Every entry must be given again exactly.

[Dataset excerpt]
----
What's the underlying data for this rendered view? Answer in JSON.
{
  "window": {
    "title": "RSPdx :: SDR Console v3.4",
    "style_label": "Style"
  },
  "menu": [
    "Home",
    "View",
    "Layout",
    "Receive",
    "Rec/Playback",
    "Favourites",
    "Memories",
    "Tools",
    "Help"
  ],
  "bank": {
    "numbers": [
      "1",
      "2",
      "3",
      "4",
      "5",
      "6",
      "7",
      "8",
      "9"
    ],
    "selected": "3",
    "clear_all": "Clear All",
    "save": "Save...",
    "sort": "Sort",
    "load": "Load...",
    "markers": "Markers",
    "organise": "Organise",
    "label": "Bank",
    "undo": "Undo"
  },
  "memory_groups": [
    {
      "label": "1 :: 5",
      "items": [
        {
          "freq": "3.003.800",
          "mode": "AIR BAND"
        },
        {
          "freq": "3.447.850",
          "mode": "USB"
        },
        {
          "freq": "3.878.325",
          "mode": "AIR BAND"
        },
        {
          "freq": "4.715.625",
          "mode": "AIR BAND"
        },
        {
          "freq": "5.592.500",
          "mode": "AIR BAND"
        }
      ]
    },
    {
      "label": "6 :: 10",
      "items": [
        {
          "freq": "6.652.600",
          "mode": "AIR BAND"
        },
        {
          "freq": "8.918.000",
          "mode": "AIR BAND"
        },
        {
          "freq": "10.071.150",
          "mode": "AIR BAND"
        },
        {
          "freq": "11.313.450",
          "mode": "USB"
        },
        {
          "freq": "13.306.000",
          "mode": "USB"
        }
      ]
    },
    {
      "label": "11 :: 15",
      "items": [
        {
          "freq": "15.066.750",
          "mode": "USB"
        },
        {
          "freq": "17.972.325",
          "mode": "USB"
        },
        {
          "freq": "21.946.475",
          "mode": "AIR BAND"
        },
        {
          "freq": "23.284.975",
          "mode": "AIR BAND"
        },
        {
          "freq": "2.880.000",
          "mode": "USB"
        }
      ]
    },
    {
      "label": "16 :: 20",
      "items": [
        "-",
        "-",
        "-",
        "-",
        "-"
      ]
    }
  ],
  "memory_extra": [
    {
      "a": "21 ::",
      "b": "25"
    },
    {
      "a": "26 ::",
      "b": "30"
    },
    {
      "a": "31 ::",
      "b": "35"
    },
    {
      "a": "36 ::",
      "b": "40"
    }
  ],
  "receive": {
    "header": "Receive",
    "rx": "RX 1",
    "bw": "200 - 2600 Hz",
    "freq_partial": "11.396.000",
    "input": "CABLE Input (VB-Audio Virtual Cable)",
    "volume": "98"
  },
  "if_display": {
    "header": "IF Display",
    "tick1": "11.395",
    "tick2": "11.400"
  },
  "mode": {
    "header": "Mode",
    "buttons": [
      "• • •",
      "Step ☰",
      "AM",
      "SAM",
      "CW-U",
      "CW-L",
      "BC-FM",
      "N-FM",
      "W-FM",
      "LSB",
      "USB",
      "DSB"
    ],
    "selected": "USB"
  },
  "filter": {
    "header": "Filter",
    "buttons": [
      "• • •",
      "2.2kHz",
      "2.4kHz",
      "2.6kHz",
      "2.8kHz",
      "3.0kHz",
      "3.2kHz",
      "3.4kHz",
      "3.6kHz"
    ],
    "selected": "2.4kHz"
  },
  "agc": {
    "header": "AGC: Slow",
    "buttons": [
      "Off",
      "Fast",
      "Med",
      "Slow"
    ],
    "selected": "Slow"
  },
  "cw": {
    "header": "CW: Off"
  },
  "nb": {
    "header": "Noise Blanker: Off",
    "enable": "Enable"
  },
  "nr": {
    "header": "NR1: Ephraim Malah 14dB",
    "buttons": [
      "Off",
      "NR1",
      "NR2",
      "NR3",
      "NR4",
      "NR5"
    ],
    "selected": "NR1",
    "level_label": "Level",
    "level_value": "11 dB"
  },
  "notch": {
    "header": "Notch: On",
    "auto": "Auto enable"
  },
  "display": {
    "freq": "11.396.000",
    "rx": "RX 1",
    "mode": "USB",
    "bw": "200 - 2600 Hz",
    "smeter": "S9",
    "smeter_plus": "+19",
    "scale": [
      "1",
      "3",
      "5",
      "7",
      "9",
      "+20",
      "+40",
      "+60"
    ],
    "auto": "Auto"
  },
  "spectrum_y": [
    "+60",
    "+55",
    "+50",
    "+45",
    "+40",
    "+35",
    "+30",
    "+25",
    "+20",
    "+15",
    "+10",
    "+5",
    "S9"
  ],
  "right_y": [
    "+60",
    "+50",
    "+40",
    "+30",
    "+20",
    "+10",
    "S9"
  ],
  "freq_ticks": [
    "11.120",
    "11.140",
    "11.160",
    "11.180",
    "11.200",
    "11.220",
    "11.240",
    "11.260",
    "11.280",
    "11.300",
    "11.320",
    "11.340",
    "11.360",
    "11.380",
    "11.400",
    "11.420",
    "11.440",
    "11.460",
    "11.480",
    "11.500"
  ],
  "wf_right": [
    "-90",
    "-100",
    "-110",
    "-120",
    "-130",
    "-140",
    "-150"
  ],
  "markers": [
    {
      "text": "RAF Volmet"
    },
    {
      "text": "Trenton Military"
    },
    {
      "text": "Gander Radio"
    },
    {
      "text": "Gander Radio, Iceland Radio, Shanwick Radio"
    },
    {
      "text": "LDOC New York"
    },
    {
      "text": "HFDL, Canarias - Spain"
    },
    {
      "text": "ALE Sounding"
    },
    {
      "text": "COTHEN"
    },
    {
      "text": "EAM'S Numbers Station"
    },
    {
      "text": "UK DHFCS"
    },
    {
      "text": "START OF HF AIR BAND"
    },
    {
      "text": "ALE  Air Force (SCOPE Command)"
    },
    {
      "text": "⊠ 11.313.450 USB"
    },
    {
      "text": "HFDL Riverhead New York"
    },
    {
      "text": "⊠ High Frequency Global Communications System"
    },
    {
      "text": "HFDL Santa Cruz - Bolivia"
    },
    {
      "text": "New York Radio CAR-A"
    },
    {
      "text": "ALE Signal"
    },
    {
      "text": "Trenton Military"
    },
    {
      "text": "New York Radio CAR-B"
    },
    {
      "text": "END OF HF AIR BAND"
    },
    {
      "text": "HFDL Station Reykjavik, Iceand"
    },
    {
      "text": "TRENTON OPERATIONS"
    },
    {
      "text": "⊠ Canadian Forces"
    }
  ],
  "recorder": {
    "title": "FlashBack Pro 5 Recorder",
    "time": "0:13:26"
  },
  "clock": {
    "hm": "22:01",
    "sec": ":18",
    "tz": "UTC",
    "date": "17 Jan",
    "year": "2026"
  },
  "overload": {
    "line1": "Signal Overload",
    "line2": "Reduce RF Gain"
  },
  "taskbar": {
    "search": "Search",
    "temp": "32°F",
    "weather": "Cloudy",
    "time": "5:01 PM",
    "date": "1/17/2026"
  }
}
----
▸ Response to the exercise
What's the underlying data for this rendered view? Answer in JSON.
{
  "window": {
    "title": "RSPdx :: SDR Console v3.4",
    "style_label": "Style"
  },
  "menu": [
    "Home",
    "View",
    "Layout",
    "Receive",
    "Rec/Playback",
    "Favourites",
    "Memories",
    "Tools",
    "Help"
  ],
  "bank": {
    "numbers": [
      "1",
      "2",
      "3",
      "4",
      "5",
      "6",
      "7",
      "8",
      "9"
    ],
    "selected": "3",
    "clear_all": "Clear All",
    "save": "Save...",
    "sort": "Sort",
    "load": "Load...",
    "markers": "Markers",
    "organise": "Organise",
    "label": "Bank",
    "undo": "Undo"
  },
  "memory_groups": [
    {
      "label": "1 :: 5",
      "items": [
        {
          "freq": "3.003.800",
          "mode": "AIR BAND"
        },
        {
          "freq": "3.447.850",
          "mode": "USB"
        },
        {
          "freq": "3.878.325",
          "mode": "AIR BAND"
        },
        {
          "freq": "4.715.625",
          "mode": "AIR BAND"
        },
        {
          "freq": "5.592.500",
          "mode": "AIR BAND"
        }
      ]
    },
    {
      "label": "6 :: 10",
      "items": [
        {
          "freq": "6.652.600",
          "mode": "AIR BAND"
        },
        {
          "freq": "8.918.000",
          "mode": "AIR BAND"
        },
        {
          "freq": "10.071.150",
          "mode": "AIR BAND"
        },
        {
          "freq": "11.313.450",
          "mode": "USB"
        },
        {
          "freq": "13.306.000",
          "mode": "USB"
        }
      ]
    },
    {
      "label": "11 :: 15",
      "items": [
        {
          "freq": "15.066.750",
          "mode": "USB"
        },
        {
          "freq": "17.972.325",
          "mode": "USB"
        },
        {
          "freq": "21.946.475",
          "mode": "AIR BAND"
        },
        {
          "freq": "23.284.975",
          "mode": "AIR BAND"
        },
        {
          "freq": "2.880.000",
          "mode": "USB"
        }
      ]
    },
    {
      "label": "16 :: 20",
      "items": [
        "-",
        "-",
        "-",
        "-",
        "-"
      ]
    }
  ],
  "memory_extra": [
    {
      "a": "21 ::",
      "b": "25"
    },
    {
      "a": "26 ::",
      "b": "30"
    },
    {
      "a": "31 ::",
      "b": "35"
    },
    {
      "a": "36 ::",
      "b": "40"
    }
  ],
  "receive": {
    "header": "Receive",
    "rx": "RX 1",
    "bw": "200 - 2600 Hz",
    "freq_partial": "11.396.000",
    "input": "CABLE Input (VB-Audio Virtual Cable)",
    "volume": "98"
  },
  "if_display": {
    "header": "IF Display",
    "tick1": "11.395",
    "tick2": "11.400"
  },
  "mode": {
    "header": "Mode",
    "buttons": [
      "• • •",
      "Step ☰",
      "AM",
      "SAM",
      "CW-U",
      "CW-L",
      "BC-FM",
      "N-FM",
      "W-FM",
      "LSB",
      "USB",
      "DSB"
    ],
    "selected": "USB"
  },
  "filter": {
    "header": "Filter",
    "buttons": [
      "• • •",
      "2.2kHz",
      "2.4kHz",
      "2.6kHz",
      "2.8kHz",
      "3.0kHz",
      "3.2kHz",
      "3.4kHz",
      "3.6kHz"
    ],
    "selected": "2.4kHz"
  },
  "agc": {
    "header": "AGC: Slow",
    "buttons": [
      "Off",
      "Fast",
      "Med",
      "Slow"
    ],
    "selected": "Slow"
  },
  "cw": {
    "header": "CW: Off"
  },
  "nb": {
    "header": "Noise Blanker: Off",
    "enable": "Enable"
  },
  "nr": {
    "header": "NR1: Ephraim Malah 14dB",
    "buttons": [
      "Off",
      "NR1",
      "NR2",
      "NR3",
      "NR4",
      "NR5"
    ],
    "selected": "NR1",
    "level_label": "Level",
    "level_value": "11 dB"
  },
  "notch": {
    "header": "Notch: On",
    "auto": "Auto enable"
  },
  "display": {
    "freq": "11.396.000",
    "rx": "RX 1",
    "mode": "USB",
    "bw": "200 - 2600 Hz",
    "smeter": "S9",
    "smeter_plus": "+19",
    "scale": [
      "1",
      "3",
      "5",
      "7",
      "9",
      "+20",
      "+40",
      "+60"
    ],
    "auto": "Auto"
  },
  "spectrum_y": [
    "+60",
    "+55",
    "+50",
    "+45",
    "+40",
    "+35",
    "+30",
    "+25",
    "+20",
    "+15",
    "+10",
    "+5",
    "S9"
  ],
  "right_y": [
    "+60",
    "+50",
    "+40",
    "+30",
    "+20",
    "+10",
    "S9"
  ],
  "freq_ticks": [
    "11.120",
    "11.140",
    "11.160",
    "11.180",
    "11.200",
    "11.220",
    "11.240",
    "11.260",
    "11.280",
    "11.300",
    "11.320",
    "11.340",
    "11.360",
    "11.380",
    "11.400",
    "11.420",
    "11.440",
    "11.460",
    "11.480",
    "11.500"
  ],
  "wf_right": [
    "-90",
    "-100",
    "-110",
    "-120",
    "-130",
    "-140",
    "-150"
  ],
  "markers": [
    {
      "text": "RAF Volmet"
    },
    {
      "text": "Trenton Military"
    },
    {
      "text": "Gander Radio"
    },
    {
      "text": "Gander Radio, Iceland Radio, Shanwick Radio"
    },
    {
      "text": "LDOC New York"
    },
    {
      "text": "HFDL, Canarias - Spain"
    },
    {
      "text": "ALE Sounding"
    },
    {
      "text": "COTHEN"
    },
    {
      "text": "EAM'S Numbers Station"
    },
    {
      "text": "UK DHFCS"
    },
    {
      "text": "START OF HF AIR BAND"
    },
    {
      "text": "ALE  Air Force (SCOPE Command)"
    },
    {
      "text": "⊠ 11.313.450 USB"
    },
    {
      "text": "HFDL Riverhead New York"
    },
    {
      "text": "⊠ High Frequency Global Communications System"
    },
    {
      "text": "HFDL Santa Cruz - Bolivia"
    },
    {
      "text": "New York Radio CAR-A"
    },
    {
      "text": "ALE Signal"
    },
    {
      "text": "Trenton Military"
    },
    {
      "text": "New York Radio CAR-B"
    },
    {
      "text": "END OF HF AIR BAND"
    },
    {
      "text": "HFDL Station Reykjavik, Iceand"
    },
    {
      "text": "TRENTON OPERATIONS"
    },
    {
      "text": "⊠ Canadian Forces"
    }
  ],
  "recorder": {
    "title": "FlashBack Pro 5 Recorder",
    "time": "0:13:26"
  },
  "clock": {
    "hm": "22:01",
    "sec": ":18",
    "tz": "UTC",
    "date": "17 Jan",
    "year": "2026"
  },
  "overload": {
    "line1": "Signal Overload",
    "line2": "Reduce RF Gain"
  },
  "taskbar": {
    "search": "Search",
    "temp": "32°F",
    "weather": "Cloudy",
    "time": "5:01 PM",
    "date": "1/17/2026"
  }
}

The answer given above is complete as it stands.